Every record must be repeated exactly; omit any pictures they contain.

## Source data:
+++++
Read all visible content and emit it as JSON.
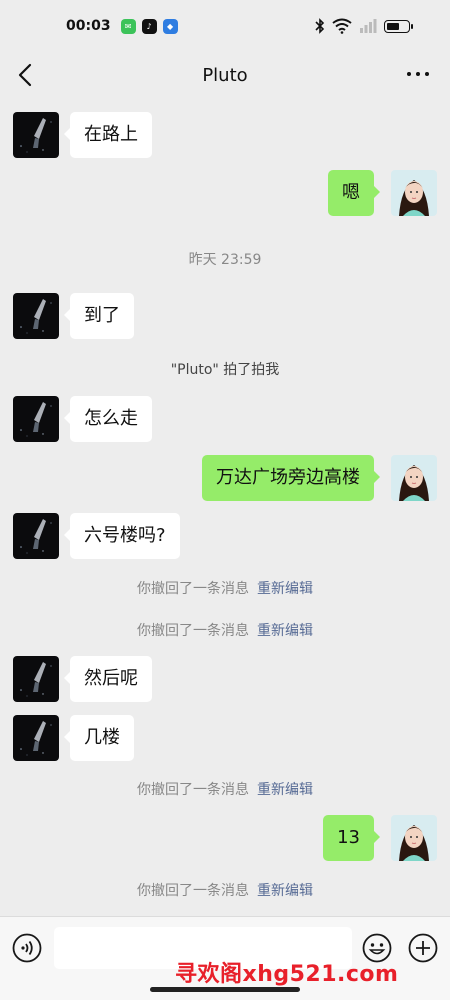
{
  "status_bar": {
    "time": "00:03",
    "icons": [
      "message-app-icon",
      "tiktok-icon",
      "app-shield-icon",
      "bluetooth-icon",
      "wifi-icon",
      "signal-icon",
      "battery-icon"
    ],
    "battery_level": 0.6
  },
  "header": {
    "title": "Pluto",
    "back_icon": "chevron-left-icon",
    "more_icon": "more-dots-icon"
  },
  "messages": {
    "m1": "在路上",
    "m2": "嗯",
    "time1": "昨天 23:59",
    "m3": "到了",
    "pat": "\"Pluto\" 拍了拍我",
    "m4": "怎么走",
    "m5": "万达广场旁边高楼",
    "m6": "六号楼吗?",
    "m7": "然后呢",
    "m8": "几楼",
    "m9": "13"
  },
  "recall": {
    "text": "你撤回了一条消息",
    "link": "重新编辑"
  },
  "input_bar": {
    "placeholder": "",
    "voice_icon": "voice-icon",
    "emoji_icon": "emoji-icon",
    "plus_icon": "plus-icon"
  },
  "watermark": "寻欢阁xhg521.com",
  "colors": {
    "background": "#ededed",
    "bubble_out": "#95ec69",
    "bubble_in": "#ffffff",
    "link": "#576b95",
    "watermark": "#e8202a"
  }
}
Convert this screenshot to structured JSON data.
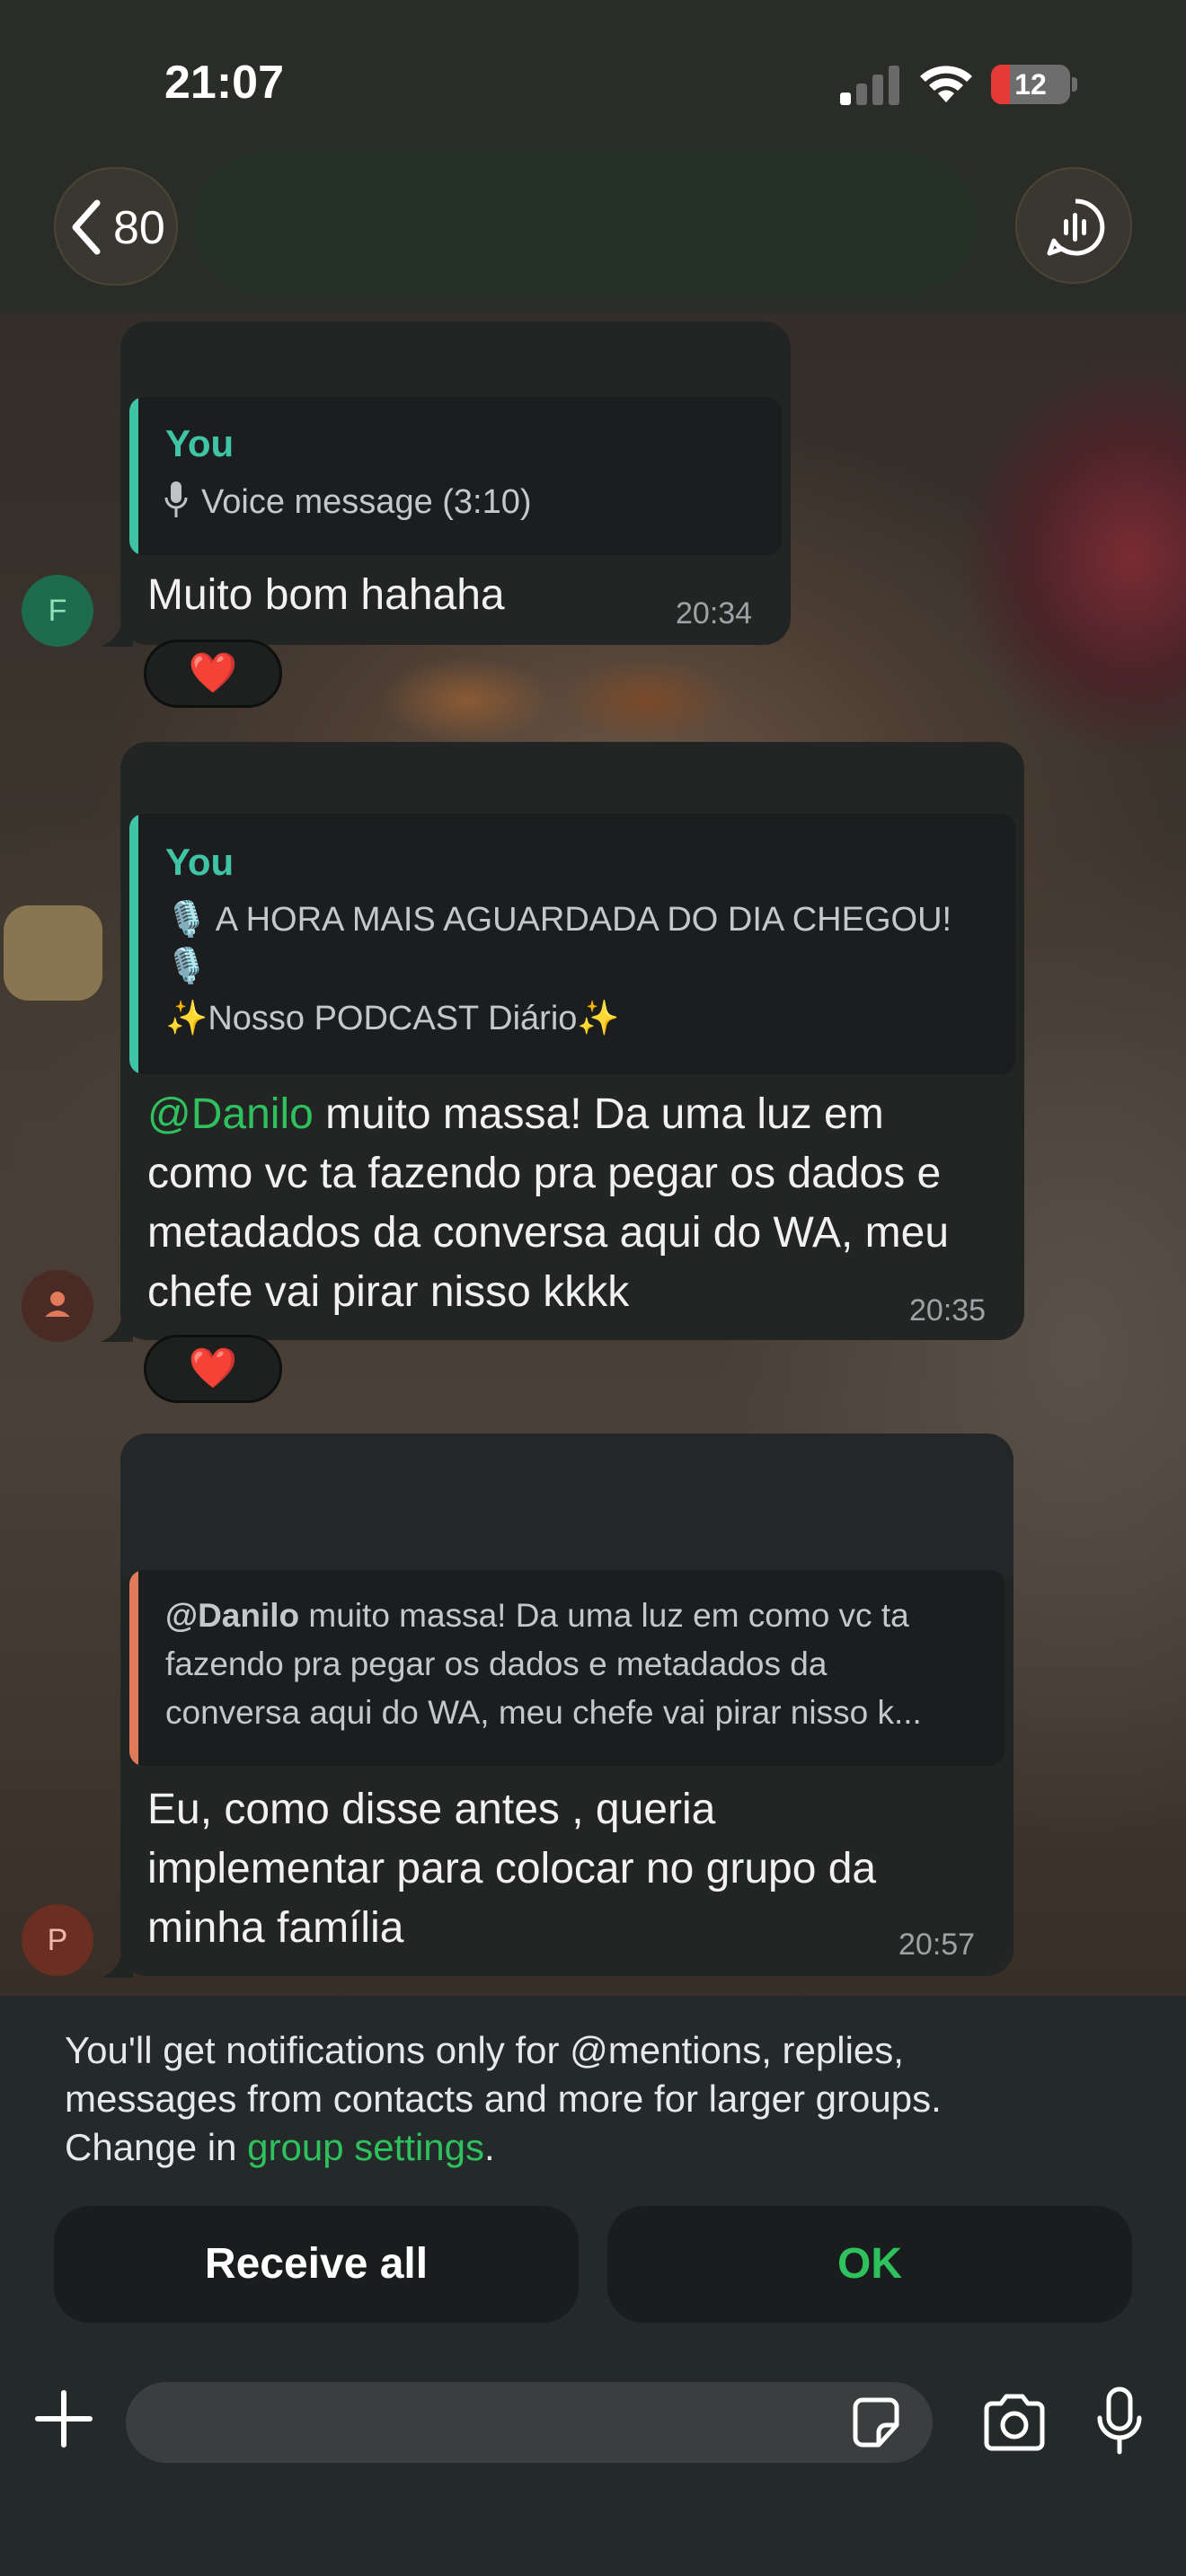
{
  "status_bar": {
    "time": "21:07",
    "battery_level": "12",
    "battery_fraction": 0.12
  },
  "header": {
    "back_count": "80",
    "icons": {
      "back": "chevron-left-icon",
      "call": "voice-chat-icon"
    }
  },
  "messages": [
    {
      "sender_initial": "F",
      "reply": {
        "author": "You",
        "text": "Voice message (3:10)",
        "icon": "microphone-icon"
      },
      "text": "Muito bom hahaha",
      "time": "20:34",
      "reaction": "❤️"
    },
    {
      "sender_initial": "",
      "reply": {
        "author": "You",
        "line1": "🎙️ A HORA MAIS AGUARDADA DO DIA CHEGOU!",
        "line2": "🎙️",
        "line3": "✨Nosso PODCAST Diário✨"
      },
      "mention": "@Danilo",
      "text_line1": " muito massa! Da uma luz em",
      "text_line2": "como vc ta fazendo pra pegar os dados e",
      "text_line3": "metadados da conversa aqui do WA, meu",
      "text_line4": "chefe vai pirar nisso kkkk",
      "time": "20:35",
      "reaction": "❤️"
    },
    {
      "sender_initial": "P",
      "reply": {
        "mention": "@Danilo",
        "line1": " muito massa! Da uma luz em como vc ta",
        "line2": "fazendo pra pegar os dados e metadados da",
        "line3": "conversa aqui do WA, meu chefe vai pirar nisso k..."
      },
      "text_line1": "Eu, como disse antes , queria",
      "text_line2": "implementar para colocar no grupo da",
      "text_line3": "minha família",
      "time": "20:57"
    }
  ],
  "notice": {
    "line1": "You'll get notifications only for @mentions, replies,",
    "line2": "messages from contacts and more for larger groups.",
    "line3_prefix": "Change in ",
    "link": "group settings",
    "line3_suffix": ".",
    "receive_all": "Receive all",
    "ok": "OK"
  },
  "composer": {
    "icons": [
      "plus-icon",
      "sticker-icon",
      "camera-icon",
      "microphone-icon"
    ]
  },
  "colors": {
    "accent_green": "#2fc15d",
    "reply_teal": "#3fc5a5",
    "reply_orange": "#e07a5a",
    "bubble": "#232525"
  }
}
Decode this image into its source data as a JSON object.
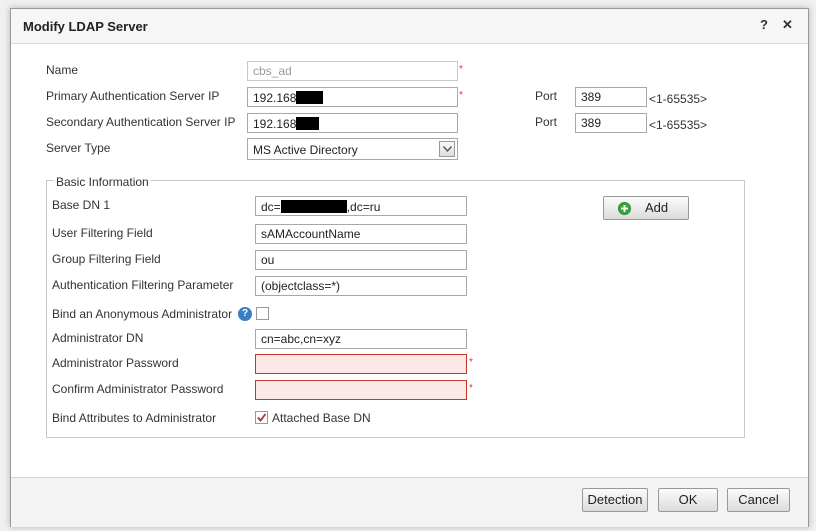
{
  "dialog": {
    "title": "Modify LDAP Server",
    "help_icon": "question-mark-icon",
    "close_icon": "close-x-icon",
    "help_glyph": "?",
    "close_glyph": "✕"
  },
  "server": {
    "name_label": "Name",
    "name_value": "cbs_ad",
    "primary_label": "Primary Authentication Server IP",
    "primary_value": "192.168",
    "secondary_label": "Secondary Authentication Server IP",
    "secondary_value": "192.168",
    "port_label": "Port",
    "primary_port": "389",
    "secondary_port": "389",
    "port_range": "<1-65535>",
    "type_label": "Server Type",
    "type_value": "MS Active Directory",
    "required_mark": "*"
  },
  "basic": {
    "legend": "Basic Information",
    "base_dn_label": "Base DN 1",
    "base_dn_prefix": "dc=",
    "base_dn_suffix": ",dc=ru",
    "add_label": "Add",
    "user_filter_label": "User Filtering Field",
    "user_filter_value": "sAMAccountName",
    "group_filter_label": "Group Filtering Field",
    "group_filter_value": "ou",
    "auth_filter_label": "Authentication Filtering Parameter",
    "auth_filter_value": "(objectclass=*)",
    "anon_label": "Bind an Anonymous Administrator",
    "anon_checked": false,
    "admin_dn_label": "Administrator DN",
    "admin_dn_value": "cn=abc,cn=xyz",
    "admin_pw_label": "Administrator Password",
    "confirm_pw_label": "Confirm Administrator Password",
    "bind_attr_label": "Bind Attributes to Administrator",
    "attached_label": "Attached Base DN",
    "attached_checked": true
  },
  "footer": {
    "detection_label": "Detection",
    "ok_label": "OK",
    "cancel_label": "Cancel"
  },
  "colors": {
    "error_bg": "#fde8e8",
    "error_border": "#c0392b",
    "required": "#dd3333",
    "help_blue": "#3a7fc1",
    "add_green": "#3aa63a"
  }
}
+++++
## Exercise output:
Read all visible content and emit it as JSON.
{
  "status_bar": {
    "time": "00:03",
    "icons": [
      "message-app-icon",
      "tiktok-icon",
      "app-shield-icon",
      "bluetooth-icon",
      "wifi-icon",
      "signal-icon",
      "battery-icon"
    ],
    "battery_level": 0.6
  },
  "header": {
    "title": "Pluto",
    "back_icon": "chevron-left-icon",
    "more_icon": "more-dots-icon"
  },
  "messages": {
    "m1": "在路上",
    "m2": "嗯",
    "time1": "昨天 23:59",
    "m3": "到了",
    "pat": "\"Pluto\" 拍了拍我",
    "m4": "怎么走",
    "m5": "万达广场旁边高楼",
    "m6": "六号楼吗?",
    "m7": "然后呢",
    "m8": "几楼",
    "m9": "13"
  },
  "recall": {
    "text": "你撤回了一条消息",
    "link": "重新编辑"
  },
  "input_bar": {
    "placeholder": "",
    "voice_icon": "voice-icon",
    "emoji_icon": "emoji-icon",
    "plus_icon": "plus-icon"
  },
  "watermark": "寻欢阁xhg521.com",
  "colors": {
    "background": "#ededed",
    "bubble_out": "#95ec69",
    "bubble_in": "#ffffff",
    "link": "#576b95",
    "watermark": "#e8202a"
  }
}
Convert this screenshot to structured JSON data.
{
  "status_bar": {
    "time": "21:07",
    "battery_level": "12",
    "battery_fraction": 0.12
  },
  "header": {
    "back_count": "80",
    "icons": {
      "back": "chevron-left-icon",
      "call": "voice-chat-icon"
    }
  },
  "messages": [
    {
      "sender_initial": "F",
      "reply": {
        "author": "You",
        "text": "Voice message (3:10)",
        "icon": "microphone-icon"
      },
      "text": "Muito bom hahaha",
      "time": "20:34",
      "reaction": "❤️"
    },
    {
      "sender_initial": "",
      "reply": {
        "author": "You",
        "line1": "🎙️ A HORA MAIS AGUARDADA DO DIA CHEGOU!",
        "line2": "🎙️",
        "line3": "✨Nosso PODCAST Diário✨"
      },
      "mention": "@Danilo",
      "text_line1": " muito massa! Da uma luz em",
      "text_line2": "como vc ta fazendo pra pegar os dados e",
      "text_line3": "metadados da conversa aqui do WA, meu",
      "text_line4": "chefe vai pirar nisso kkkk",
      "time": "20:35",
      "reaction": "❤️"
    },
    {
      "sender_initial": "P",
      "reply": {
        "mention": "@Danilo",
        "line1": " muito massa! Da uma luz em como vc ta",
        "line2": "fazendo pra pegar os dados e metadados da",
        "line3": "conversa aqui do WA, meu chefe vai pirar nisso k..."
      },
      "text_line1": "Eu, como disse antes , queria",
      "text_line2": "implementar para colocar no grupo da",
      "text_line3": "minha família",
      "time": "20:57"
    }
  ],
  "notice": {
    "line1": "You'll get notifications only for @mentions, replies,",
    "line2": "messages from contacts and more for larger groups.",
    "line3_prefix": "Change in ",
    "link": "group settings",
    "line3_suffix": ".",
    "receive_all": "Receive all",
    "ok": "OK"
  },
  "composer": {
    "icons": [
      "plus-icon",
      "sticker-icon",
      "camera-icon",
      "microphone-icon"
    ]
  },
  "colors": {
    "accent_green": "#2fc15d",
    "reply_teal": "#3fc5a5",
    "reply_orange": "#e07a5a",
    "bubble": "#232525"
  }
}
Decode this image into its source data as a JSON object.
{
  "dialog": {
    "title": "Modify LDAP Server",
    "help_icon": "question-mark-icon",
    "close_icon": "close-x-icon",
    "help_glyph": "?",
    "close_glyph": "✕"
  },
  "server": {
    "name_label": "Name",
    "name_value": "cbs_ad",
    "primary_label": "Primary Authentication Server IP",
    "primary_value": "192.168",
    "secondary_label": "Secondary Authentication Server IP",
    "secondary_value": "192.168",
    "port_label": "Port",
    "primary_port": "389",
    "secondary_port": "389",
    "port_range": "<1-65535>",
    "type_label": "Server Type",
    "type_value": "MS Active Directory",
    "required_mark": "*"
  },
  "basic": {
    "legend": "Basic Information",
    "base_dn_label": "Base DN 1",
    "base_dn_prefix": "dc=",
    "base_dn_suffix": ",dc=ru",
    "add_label": "Add",
    "user_filter_label": "User Filtering Field",
    "user_filter_value": "sAMAccountName",
    "group_filter_label": "Group Filtering Field",
    "group_filter_value": "ou",
    "auth_filter_label": "Authentication Filtering Parameter",
    "auth_filter_value": "(objectclass=*)",
    "anon_label": "Bind an Anonymous Administrator",
    "anon_checked": false,
    "admin_dn_label": "Administrator DN",
    "admin_dn_value": "cn=abc,cn=xyz",
    "admin_pw_label": "Administrator Password",
    "confirm_pw_label": "Confirm Administrator Password",
    "bind_attr_label": "Bind Attributes to Administrator",
    "attached_label": "Attached Base DN",
    "attached_checked": true
  },
  "footer": {
    "detection_label": "Detection",
    "ok_label": "OK",
    "cancel_label": "Cancel"
  },
  "colors": {
    "error_bg": "#fde8e8",
    "error_border": "#c0392b",
    "required": "#dd3333",
    "help_blue": "#3a7fc1",
    "add_green": "#3aa63a"
  }
}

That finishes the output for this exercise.